### Written exercise
The records that follow must be repeated verbatim, every one of them.

------------------------------------------------------------

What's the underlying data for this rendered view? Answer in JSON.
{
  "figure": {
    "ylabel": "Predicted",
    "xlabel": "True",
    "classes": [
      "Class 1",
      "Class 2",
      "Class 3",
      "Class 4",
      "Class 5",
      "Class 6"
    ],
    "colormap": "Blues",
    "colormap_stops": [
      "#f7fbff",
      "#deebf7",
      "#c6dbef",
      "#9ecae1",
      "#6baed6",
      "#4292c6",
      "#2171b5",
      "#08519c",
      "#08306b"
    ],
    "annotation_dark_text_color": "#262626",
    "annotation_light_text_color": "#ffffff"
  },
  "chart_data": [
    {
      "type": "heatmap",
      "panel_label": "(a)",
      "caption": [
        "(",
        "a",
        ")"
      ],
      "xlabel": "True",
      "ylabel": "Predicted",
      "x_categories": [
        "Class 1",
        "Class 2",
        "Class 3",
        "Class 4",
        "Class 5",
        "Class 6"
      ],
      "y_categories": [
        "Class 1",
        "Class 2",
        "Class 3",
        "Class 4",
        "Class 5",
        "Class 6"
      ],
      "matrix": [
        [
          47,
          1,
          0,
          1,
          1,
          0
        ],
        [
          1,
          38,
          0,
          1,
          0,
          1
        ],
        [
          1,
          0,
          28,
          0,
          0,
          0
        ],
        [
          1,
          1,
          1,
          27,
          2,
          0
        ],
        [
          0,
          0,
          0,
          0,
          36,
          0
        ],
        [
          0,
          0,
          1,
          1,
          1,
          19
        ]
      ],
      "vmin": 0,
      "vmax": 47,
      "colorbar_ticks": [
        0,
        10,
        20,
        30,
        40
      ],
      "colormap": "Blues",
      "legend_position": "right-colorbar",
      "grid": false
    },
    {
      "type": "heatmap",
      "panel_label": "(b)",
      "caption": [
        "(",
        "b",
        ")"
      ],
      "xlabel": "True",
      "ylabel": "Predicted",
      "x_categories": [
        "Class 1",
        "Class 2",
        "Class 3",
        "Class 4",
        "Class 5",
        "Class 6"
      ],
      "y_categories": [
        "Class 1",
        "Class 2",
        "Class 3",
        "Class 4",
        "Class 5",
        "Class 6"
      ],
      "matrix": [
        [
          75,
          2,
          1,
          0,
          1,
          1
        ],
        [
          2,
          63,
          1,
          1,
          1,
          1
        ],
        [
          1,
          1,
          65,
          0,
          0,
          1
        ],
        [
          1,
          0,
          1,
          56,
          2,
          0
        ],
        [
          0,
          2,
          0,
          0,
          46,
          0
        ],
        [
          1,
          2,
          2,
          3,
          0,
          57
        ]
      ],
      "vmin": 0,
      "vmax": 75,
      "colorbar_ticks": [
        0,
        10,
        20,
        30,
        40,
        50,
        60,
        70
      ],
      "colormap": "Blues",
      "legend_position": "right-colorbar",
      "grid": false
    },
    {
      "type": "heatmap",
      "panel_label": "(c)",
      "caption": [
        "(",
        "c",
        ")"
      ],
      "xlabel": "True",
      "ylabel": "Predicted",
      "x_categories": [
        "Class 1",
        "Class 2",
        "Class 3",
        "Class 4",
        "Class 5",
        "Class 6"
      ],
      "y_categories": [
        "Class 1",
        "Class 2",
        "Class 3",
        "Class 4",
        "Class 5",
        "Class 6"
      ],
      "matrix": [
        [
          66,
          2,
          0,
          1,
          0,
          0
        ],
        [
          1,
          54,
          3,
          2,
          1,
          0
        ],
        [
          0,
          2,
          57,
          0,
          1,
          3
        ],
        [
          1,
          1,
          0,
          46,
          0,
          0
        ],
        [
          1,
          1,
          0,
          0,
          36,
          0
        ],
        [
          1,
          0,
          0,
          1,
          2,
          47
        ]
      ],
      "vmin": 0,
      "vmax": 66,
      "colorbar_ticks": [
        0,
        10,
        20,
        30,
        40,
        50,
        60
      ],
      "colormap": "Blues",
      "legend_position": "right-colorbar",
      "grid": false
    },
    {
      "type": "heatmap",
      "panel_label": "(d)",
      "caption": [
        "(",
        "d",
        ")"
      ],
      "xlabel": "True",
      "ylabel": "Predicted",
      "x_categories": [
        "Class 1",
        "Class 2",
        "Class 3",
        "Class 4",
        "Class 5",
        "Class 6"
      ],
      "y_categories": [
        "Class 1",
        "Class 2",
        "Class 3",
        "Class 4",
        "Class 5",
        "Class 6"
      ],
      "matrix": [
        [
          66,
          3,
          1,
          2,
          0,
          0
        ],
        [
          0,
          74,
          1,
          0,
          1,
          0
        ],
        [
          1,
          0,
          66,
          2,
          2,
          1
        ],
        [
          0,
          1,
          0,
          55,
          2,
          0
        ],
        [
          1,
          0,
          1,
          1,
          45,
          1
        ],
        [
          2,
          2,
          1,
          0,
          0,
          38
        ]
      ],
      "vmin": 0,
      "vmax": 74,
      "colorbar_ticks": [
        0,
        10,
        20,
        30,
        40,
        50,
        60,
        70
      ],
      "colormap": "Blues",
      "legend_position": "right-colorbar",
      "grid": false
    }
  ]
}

------------------------------------------------------------

### The completed task
What's the underlying data for this rendered view? Answer in JSON.
{
  "figure": {
    "ylabel": "Predicted",
    "xlabel": "True",
    "classes": [
      "Class 1",
      "Class 2",
      "Class 3",
      "Class 4",
      "Class 5",
      "Class 6"
    ],
    "colormap": "Blues",
    "colormap_stops": [
      "#f7fbff",
      "#deebf7",
      "#c6dbef",
      "#9ecae1",
      "#6baed6",
      "#4292c6",
      "#2171b5",
      "#08519c",
      "#08306b"
    ],
    "annotation_dark_text_color": "#262626",
    "annotation_light_text_color": "#ffffff"
  },
  "chart_data": [
    {
      "type": "heatmap",
      "panel_label": "(a)",
      "caption": [
        "(",
        "a",
        ")"
      ],
      "xlabel": "True",
      "ylabel": "Predicted",
      "x_categories": [
        "Class 1",
        "Class 2",
        "Class 3",
        "Class 4",
        "Class 5",
        "Class 6"
      ],
      "y_categories": [
        "Class 1",
        "Class 2",
        "Class 3",
        "Class 4",
        "Class 5",
        "Class 6"
      ],
      "matrix": [
        [
          47,
          1,
          0,
          1,
          1,
          0
        ],
        [
          1,
          38,
          0,
          1,
          0,
          1
        ],
        [
          1,
          0,
          28,
          0,
          0,
          0
        ],
        [
          1,
          1,
          1,
          27,
          2,
          0
        ],
        [
          0,
          0,
          0,
          0,
          36,
          0
        ],
        [
          0,
          0,
          1,
          1,
          1,
          19
        ]
      ],
      "vmin": 0,
      "vmax": 47,
      "colorbar_ticks": [
        0,
        10,
        20,
        30,
        40
      ],
      "colormap": "Blues",
      "legend_position": "right-colorbar",
      "grid": false
    },
    {
      "type": "heatmap",
      "panel_label": "(b)",
      "caption": [
        "(",
        "b",
        ")"
      ],
      "xlabel": "True",
      "ylabel": "Predicted",
      "x_categories": [
        "Class 1",
        "Class 2",
        "Class 3",
        "Class 4",
        "Class 5",
        "Class 6"
      ],
      "y_categories": [
        "Class 1",
        "Class 2",
        "Class 3",
        "Class 4",
        "Class 5",
        "Class 6"
      ],
      "matrix": [
        [
          75,
          2,
          1,
          0,
          1,
          1
        ],
        [
          2,
          63,
          1,
          1,
          1,
          1
        ],
        [
          1,
          1,
          65,
          0,
          0,
          1
        ],
        [
          1,
          0,
          1,
          56,
          2,
          0
        ],
        [
          0,
          2,
          0,
          0,
          46,
          0
        ],
        [
          1,
          2,
          2,
          3,
          0,
          57
        ]
      ],
      "vmin": 0,
      "vmax": 75,
      "colorbar_ticks": [
        0,
        10,
        20,
        30,
        40,
        50,
        60,
        70
      ],
      "colormap": "Blues",
      "legend_position": "right-colorbar",
      "grid": false
    },
    {
      "type": "heatmap",
      "panel_label": "(c)",
      "caption": [
        "(",
        "c",
        ")"
      ],
      "xlabel": "True",
      "ylabel": "Predicted",
      "x_categories": [
        "Class 1",
        "Class 2",
        "Class 3",
        "Class 4",
        "Class 5",
        "Class 6"
      ],
      "y_categories": [
        "Class 1",
        "Class 2",
        "Class 3",
        "Class 4",
        "Class 5",
        "Class 6"
      ],
      "matrix": [
        [
          66,
          2,
          0,
          1,
          0,
          0
        ],
        [
          1,
          54,
          3,
          2,
          1,
          0
        ],
        [
          0,
          2,
          57,
          0,
          1,
          3
        ],
        [
          1,
          1,
          0,
          46,
          0,
          0
        ],
        [
          1,
          1,
          0,
          0,
          36,
          0
        ],
        [
          1,
          0,
          0,
          1,
          2,
          47
        ]
      ],
      "vmin": 0,
      "vmax": 66,
      "colorbar_ticks": [
        0,
        10,
        20,
        30,
        40,
        50,
        60
      ],
      "colormap": "Blues",
      "legend_position": "right-colorbar",
      "grid": false
    },
    {
      "type": "heatmap",
      "panel_label": "(d)",
      "caption": [
        "(",
        "d",
        ")"
      ],
      "xlabel": "True",
      "ylabel": "Predicted",
      "x_categories": [
        "Class 1",
        "Class 2",
        "Class 3",
        "Class 4",
        "Class 5",
        "Class 6"
      ],
      "y_categories": [
        "Class 1",
        "Class 2",
        "Class 3",
        "Class 4",
        "Class 5",
        "Class 6"
      ],
      "matrix": [
        [
          66,
          3,
          1,
          2,
          0,
          0
        ],
        [
          0,
          74,
          1,
          0,
          1,
          0
        ],
        [
          1,
          0,
          66,
          2,
          2,
          1
        ],
        [
          0,
          1,
          0,
          55,
          2,
          0
        ],
        [
          1,
          0,
          1,
          1,
          45,
          1
        ],
        [
          2,
          2,
          1,
          0,
          0,
          38
        ]
      ],
      "vmin": 0,
      "vmax": 74,
      "colorbar_ticks": [
        0,
        10,
        20,
        30,
        40,
        50,
        60,
        70
      ],
      "colormap": "Blues",
      "legend_position": "right-colorbar",
      "grid": false
    }
  ]
}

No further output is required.